■ What to work on
Find every line in the records below that holds the word "одной" and copy it.

* begin Data provided *

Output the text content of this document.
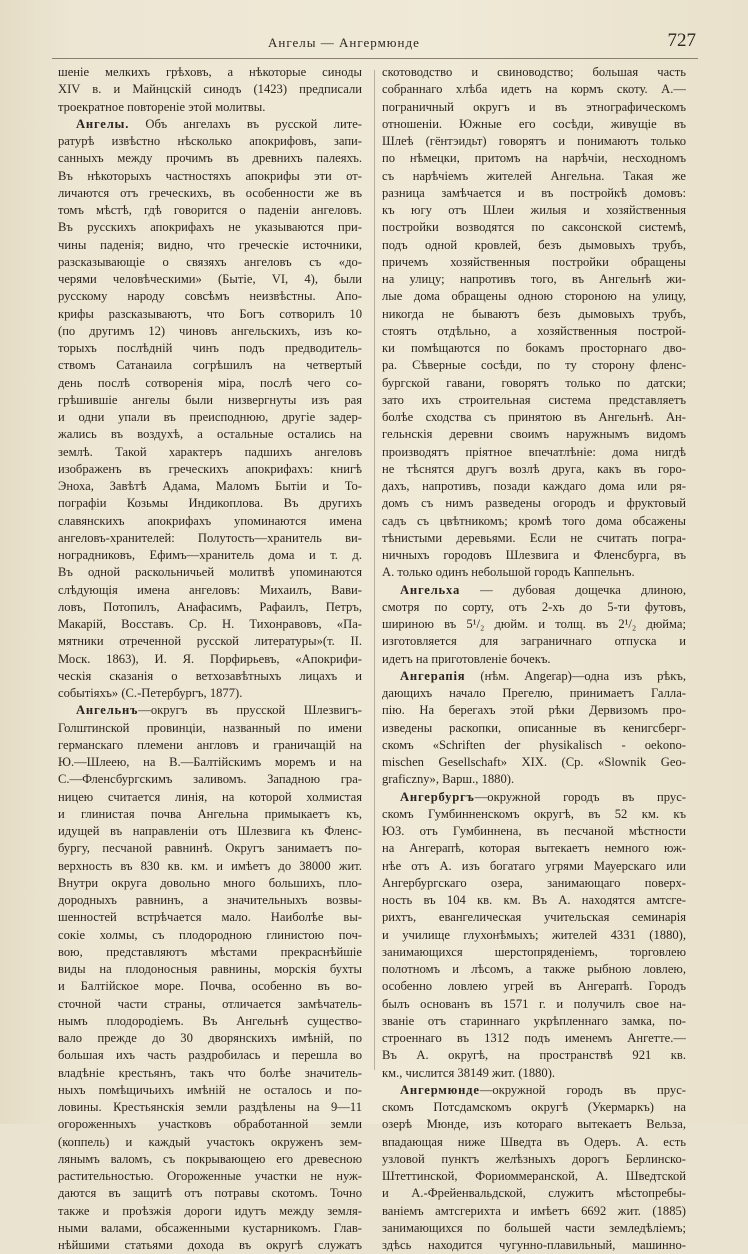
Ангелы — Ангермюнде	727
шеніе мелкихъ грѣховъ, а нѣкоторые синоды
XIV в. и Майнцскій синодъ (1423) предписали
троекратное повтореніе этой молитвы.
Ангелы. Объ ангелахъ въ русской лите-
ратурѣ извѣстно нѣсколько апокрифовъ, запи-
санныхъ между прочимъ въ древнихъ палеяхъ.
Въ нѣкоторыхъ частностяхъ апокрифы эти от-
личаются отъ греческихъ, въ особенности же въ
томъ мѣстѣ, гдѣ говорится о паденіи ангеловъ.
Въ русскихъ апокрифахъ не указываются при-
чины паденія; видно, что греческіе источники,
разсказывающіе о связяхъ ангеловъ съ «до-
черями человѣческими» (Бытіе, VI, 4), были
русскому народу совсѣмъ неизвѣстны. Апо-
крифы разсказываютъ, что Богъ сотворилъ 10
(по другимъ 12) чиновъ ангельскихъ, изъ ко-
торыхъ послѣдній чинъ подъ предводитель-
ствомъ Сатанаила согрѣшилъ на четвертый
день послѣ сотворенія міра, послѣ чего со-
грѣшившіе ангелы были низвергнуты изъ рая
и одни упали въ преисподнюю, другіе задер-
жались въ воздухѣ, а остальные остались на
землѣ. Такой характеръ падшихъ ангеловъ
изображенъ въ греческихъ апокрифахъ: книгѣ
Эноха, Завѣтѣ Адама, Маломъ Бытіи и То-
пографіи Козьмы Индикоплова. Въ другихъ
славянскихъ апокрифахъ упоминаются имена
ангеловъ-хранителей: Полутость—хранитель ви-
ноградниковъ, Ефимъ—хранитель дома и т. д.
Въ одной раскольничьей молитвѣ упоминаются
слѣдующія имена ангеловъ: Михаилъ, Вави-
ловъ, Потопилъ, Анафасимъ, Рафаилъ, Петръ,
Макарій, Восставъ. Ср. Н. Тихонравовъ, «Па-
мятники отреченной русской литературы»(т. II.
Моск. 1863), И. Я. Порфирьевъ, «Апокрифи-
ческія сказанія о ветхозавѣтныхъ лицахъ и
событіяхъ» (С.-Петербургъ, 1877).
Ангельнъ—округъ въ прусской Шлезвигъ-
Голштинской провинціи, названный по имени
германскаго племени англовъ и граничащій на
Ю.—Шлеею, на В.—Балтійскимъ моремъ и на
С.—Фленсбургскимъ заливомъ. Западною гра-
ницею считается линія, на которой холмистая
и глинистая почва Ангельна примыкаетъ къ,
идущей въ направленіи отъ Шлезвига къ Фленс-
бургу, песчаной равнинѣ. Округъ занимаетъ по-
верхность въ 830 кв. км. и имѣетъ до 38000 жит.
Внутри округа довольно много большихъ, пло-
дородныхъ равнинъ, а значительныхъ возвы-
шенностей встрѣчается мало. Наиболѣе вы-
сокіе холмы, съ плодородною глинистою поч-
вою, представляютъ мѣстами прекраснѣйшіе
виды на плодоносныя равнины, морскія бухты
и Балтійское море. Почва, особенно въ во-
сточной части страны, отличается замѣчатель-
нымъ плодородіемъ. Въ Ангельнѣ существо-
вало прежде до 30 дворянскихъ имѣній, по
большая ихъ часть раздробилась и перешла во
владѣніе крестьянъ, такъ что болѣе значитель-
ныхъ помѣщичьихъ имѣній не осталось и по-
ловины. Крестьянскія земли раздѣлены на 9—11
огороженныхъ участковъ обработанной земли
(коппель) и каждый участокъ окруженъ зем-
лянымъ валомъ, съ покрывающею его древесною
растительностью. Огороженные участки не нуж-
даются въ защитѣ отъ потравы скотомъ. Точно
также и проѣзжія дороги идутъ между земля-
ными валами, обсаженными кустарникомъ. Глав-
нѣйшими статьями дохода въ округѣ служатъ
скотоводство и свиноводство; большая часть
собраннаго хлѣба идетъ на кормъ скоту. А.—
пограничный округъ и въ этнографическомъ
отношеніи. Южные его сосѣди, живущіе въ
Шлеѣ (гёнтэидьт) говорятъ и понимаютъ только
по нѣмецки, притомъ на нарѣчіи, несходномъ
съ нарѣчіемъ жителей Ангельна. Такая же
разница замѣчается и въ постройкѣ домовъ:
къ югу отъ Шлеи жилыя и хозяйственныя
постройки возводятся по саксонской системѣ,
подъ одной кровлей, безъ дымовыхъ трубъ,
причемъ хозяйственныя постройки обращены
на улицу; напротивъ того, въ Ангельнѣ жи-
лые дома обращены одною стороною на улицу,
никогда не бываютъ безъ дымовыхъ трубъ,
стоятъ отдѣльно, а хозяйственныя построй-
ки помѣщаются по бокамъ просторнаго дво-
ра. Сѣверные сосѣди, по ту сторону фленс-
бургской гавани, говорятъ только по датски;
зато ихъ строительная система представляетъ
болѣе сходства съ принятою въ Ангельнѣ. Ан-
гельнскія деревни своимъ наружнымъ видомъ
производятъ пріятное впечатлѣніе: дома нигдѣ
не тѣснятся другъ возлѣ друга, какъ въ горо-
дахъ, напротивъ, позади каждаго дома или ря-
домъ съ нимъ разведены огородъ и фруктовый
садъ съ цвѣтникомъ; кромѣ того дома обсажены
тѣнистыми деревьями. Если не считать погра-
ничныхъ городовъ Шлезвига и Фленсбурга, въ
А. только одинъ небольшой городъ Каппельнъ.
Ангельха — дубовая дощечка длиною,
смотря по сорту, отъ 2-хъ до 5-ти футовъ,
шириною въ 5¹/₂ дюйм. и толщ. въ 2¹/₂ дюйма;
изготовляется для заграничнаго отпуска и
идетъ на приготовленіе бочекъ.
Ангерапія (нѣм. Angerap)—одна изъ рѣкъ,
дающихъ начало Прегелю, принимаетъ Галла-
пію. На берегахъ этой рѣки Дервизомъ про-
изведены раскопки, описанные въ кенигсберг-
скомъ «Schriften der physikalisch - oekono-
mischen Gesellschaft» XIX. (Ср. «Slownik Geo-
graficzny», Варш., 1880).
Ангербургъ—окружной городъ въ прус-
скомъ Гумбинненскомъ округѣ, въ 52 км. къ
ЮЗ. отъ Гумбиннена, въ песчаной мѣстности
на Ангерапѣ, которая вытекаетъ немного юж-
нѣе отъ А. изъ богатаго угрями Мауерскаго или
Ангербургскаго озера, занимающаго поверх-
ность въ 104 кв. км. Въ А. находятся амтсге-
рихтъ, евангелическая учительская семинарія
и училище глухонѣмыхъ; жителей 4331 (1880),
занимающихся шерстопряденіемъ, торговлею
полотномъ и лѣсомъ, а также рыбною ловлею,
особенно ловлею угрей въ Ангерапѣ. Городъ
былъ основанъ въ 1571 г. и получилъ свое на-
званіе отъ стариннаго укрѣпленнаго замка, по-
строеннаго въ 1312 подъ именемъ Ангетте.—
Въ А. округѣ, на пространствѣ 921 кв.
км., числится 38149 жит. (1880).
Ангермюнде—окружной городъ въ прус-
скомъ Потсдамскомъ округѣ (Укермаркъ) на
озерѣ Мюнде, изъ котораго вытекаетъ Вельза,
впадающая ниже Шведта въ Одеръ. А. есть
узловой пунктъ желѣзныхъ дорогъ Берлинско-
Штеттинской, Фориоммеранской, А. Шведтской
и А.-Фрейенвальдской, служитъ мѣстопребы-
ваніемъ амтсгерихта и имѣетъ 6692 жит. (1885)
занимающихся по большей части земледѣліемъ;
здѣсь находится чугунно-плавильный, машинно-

* end Data provided *
* begin Data provided *

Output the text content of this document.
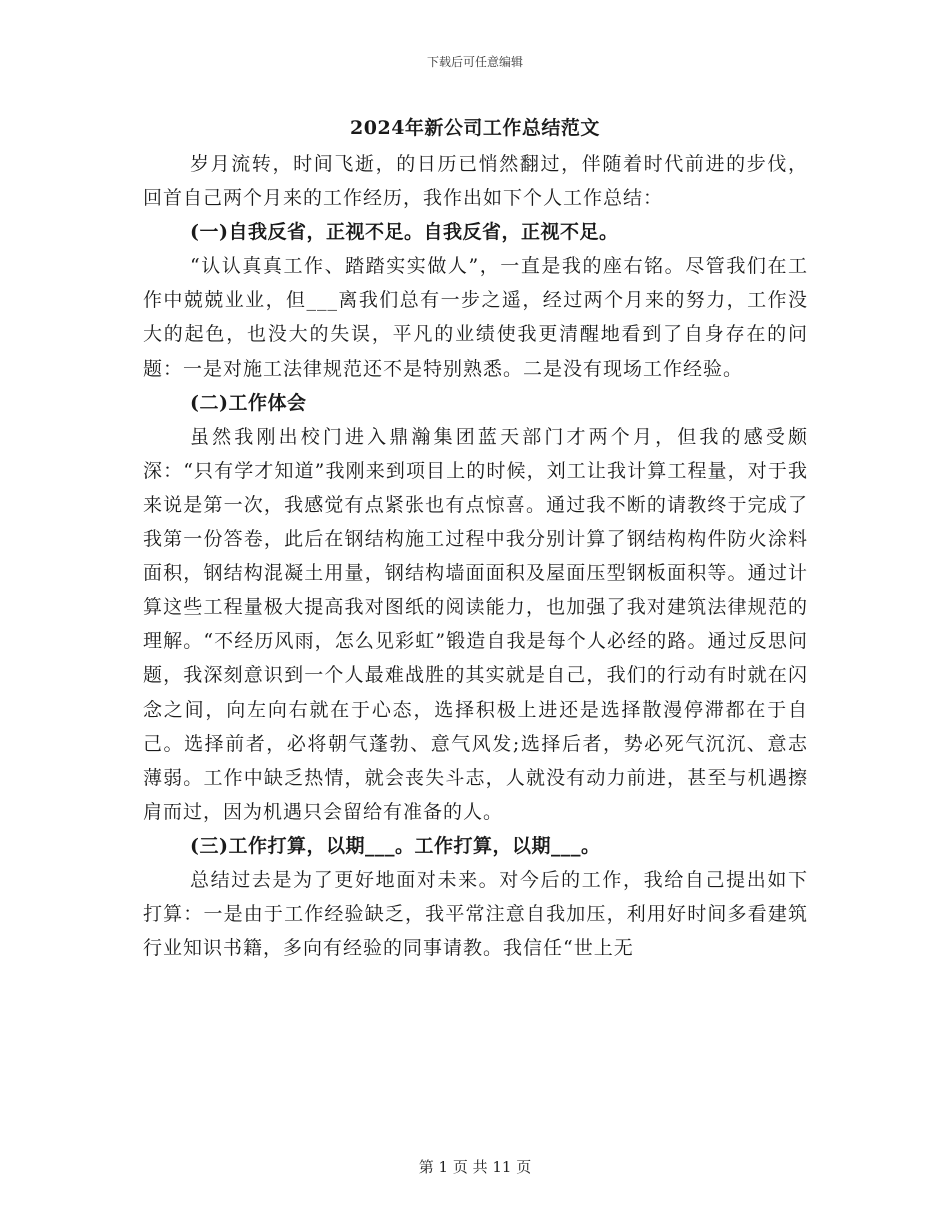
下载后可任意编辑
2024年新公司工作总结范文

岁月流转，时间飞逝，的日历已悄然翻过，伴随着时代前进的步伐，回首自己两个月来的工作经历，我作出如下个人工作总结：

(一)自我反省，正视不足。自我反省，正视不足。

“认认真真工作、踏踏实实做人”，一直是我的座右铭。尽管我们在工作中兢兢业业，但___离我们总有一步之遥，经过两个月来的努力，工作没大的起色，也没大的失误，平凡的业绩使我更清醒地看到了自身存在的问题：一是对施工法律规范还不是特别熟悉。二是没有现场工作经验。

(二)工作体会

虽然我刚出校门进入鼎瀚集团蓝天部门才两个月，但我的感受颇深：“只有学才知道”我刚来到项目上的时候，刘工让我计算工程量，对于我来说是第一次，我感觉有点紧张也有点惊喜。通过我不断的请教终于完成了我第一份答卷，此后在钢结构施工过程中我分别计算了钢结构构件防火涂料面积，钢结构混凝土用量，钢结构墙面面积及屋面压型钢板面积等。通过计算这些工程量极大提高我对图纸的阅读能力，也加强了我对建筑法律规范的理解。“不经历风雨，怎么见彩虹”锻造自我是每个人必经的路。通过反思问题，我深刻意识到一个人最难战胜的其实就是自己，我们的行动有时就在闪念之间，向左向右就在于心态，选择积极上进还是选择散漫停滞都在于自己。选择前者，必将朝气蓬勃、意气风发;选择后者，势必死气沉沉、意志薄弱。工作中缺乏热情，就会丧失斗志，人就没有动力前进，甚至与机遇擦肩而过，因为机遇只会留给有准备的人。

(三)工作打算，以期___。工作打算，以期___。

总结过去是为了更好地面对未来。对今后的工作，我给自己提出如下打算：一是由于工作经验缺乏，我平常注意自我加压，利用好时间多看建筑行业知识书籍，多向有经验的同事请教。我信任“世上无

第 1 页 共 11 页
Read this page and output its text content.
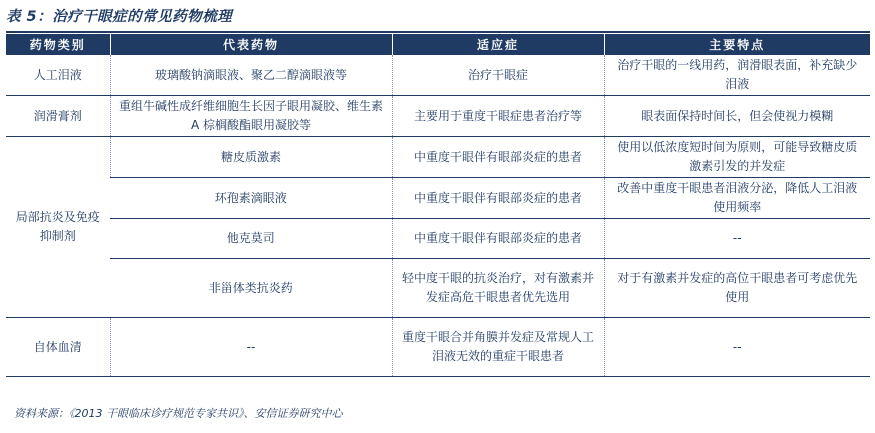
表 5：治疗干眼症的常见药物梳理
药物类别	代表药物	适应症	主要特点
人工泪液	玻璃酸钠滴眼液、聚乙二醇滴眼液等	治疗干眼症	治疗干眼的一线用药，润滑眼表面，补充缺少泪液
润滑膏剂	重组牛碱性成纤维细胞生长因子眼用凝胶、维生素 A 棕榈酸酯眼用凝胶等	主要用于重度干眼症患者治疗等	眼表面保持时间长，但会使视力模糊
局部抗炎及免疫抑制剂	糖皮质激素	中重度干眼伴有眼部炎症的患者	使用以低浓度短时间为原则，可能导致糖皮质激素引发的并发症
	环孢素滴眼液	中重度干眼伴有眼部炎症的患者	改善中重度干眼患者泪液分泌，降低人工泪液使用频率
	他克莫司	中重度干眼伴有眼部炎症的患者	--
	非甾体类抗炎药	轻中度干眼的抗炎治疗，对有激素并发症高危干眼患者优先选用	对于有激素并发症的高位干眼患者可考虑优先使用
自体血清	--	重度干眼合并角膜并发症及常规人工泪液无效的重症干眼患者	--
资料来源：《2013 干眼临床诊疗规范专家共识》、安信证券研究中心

* end Data provided *

■ Exercise answer
Въ одной раскольничьей молитвѣ упоминаются
подъ одной кровлей, безъ дымовыхъ трубъ,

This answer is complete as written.